Skip every image and restate the data word for word.
___ Entries provided ___
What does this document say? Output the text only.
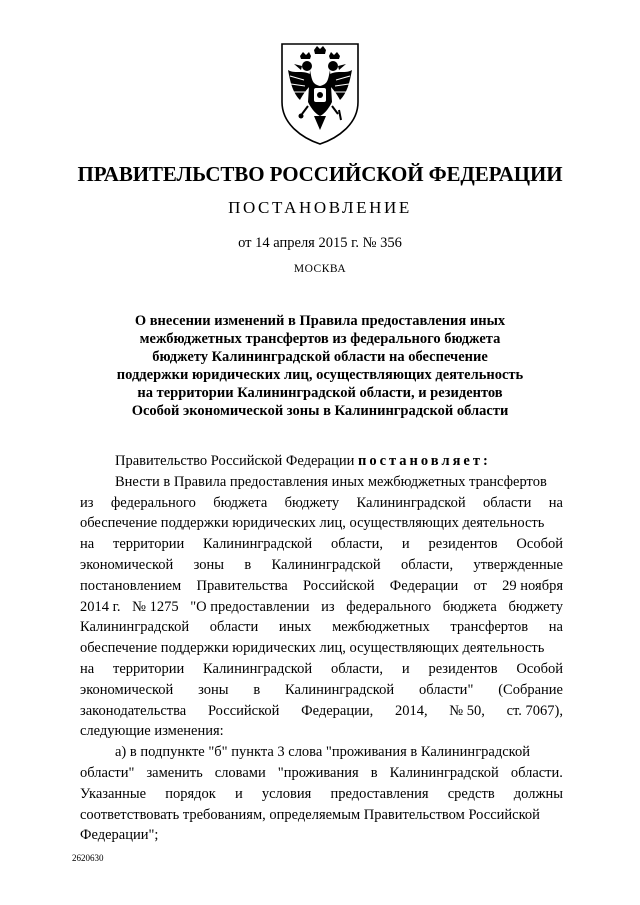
ПРАВИТЕЛЬСТВО РОССИЙСКОЙ ФЕДЕРАЦИИ
ПОСТАНОВЛЕНИЕ
от 14 апреля 2015 г. № 356
МОСКВА
О внесении изменений в Правила предоставления иных
межбюджетных трансфертов из федерального бюджета
бюджету Калининградской области на обеспечение
поддержки юридических лиц, осуществляющих деятельность
на территории Калининградской области, и резидентов
Особой экономической зоны в Калининградской области
Правительство Российской Федерации постановляет:
Внести в Правила предоставления иных межбюджетных трансфертов
из федерального бюджета бюджету Калининградской области на
обеспечение поддержки юридических лиц, осуществляющих деятельность
на территории Калининградской области, и резидентов Особой
экономической зоны в Калининградской области, утвержденные
постановлением Правительства Российской Федерации от 29 ноября
2014 г. № 1275 "О предоставлении из федерального бюджета бюджету
Калининградской области иных межбюджетных трансфертов на
обеспечение поддержки юридических лиц, осуществляющих деятельность
на территории Калининградской области, и резидентов Особой
экономической зоны в Калининградской области" (Собрание
законодательства Российской Федерации, 2014, № 50, ст. 7067),
следующие изменения:
а) в подпункте "б" пункта 3 слова "проживания в Калининградской
области" заменить словами "проживания в Калининградской области.
Указанные порядок и условия предоставления средств должны
соответствовать требованиям, определяемым Правительством Российской
Федерации";
2620630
___
#### Task output:
What does this document say? Output the text only.
ПРАВИТЕЛЬСТВО РОССИЙСКОЙ ФЕДЕРАЦИИ
ПОСТАНОВЛЕНИЕ
от 14 апреля 2015 г. № 356
МОСКВА
О внесении изменений в Правила предоставления иных
межбюджетных трансфертов из федерального бюджета
бюджету Калининградской области на обеспечение
поддержки юридических лиц, осуществляющих деятельность
на территории Калининградской области, и резидентов
Особой экономической зоны в Калининградской области
Правительство Российской Федерации постановляет:
Внести в Правила предоставления иных межбюджетных трансфертов
из федерального бюджета бюджету Калининградской области на
обеспечение поддержки юридических лиц, осуществляющих деятельность
на территории Калининградской области, и резидентов Особой
экономической зоны в Калининградской области, утвержденные
постановлением Правительства Российской Федерации от 29 ноября
2014 г. № 1275 "О предоставлении из федерального бюджета бюджету
Калининградской области иных межбюджетных трансфертов на
обеспечение поддержки юридических лиц, осуществляющих деятельность
на территории Калининградской области, и резидентов Особой
экономической зоны в Калининградской области" (Собрание
законодательства Российской Федерации, 2014, № 50, ст. 7067),
следующие изменения:
а) в подпункте "б" пункта 3 слова "проживания в Калининградской
области" заменить словами "проживания в Калининградской области.
Указанные порядок и условия предоставления средств должны
соответствовать требованиям, определяемым Правительством Российской
Федерации";
2620630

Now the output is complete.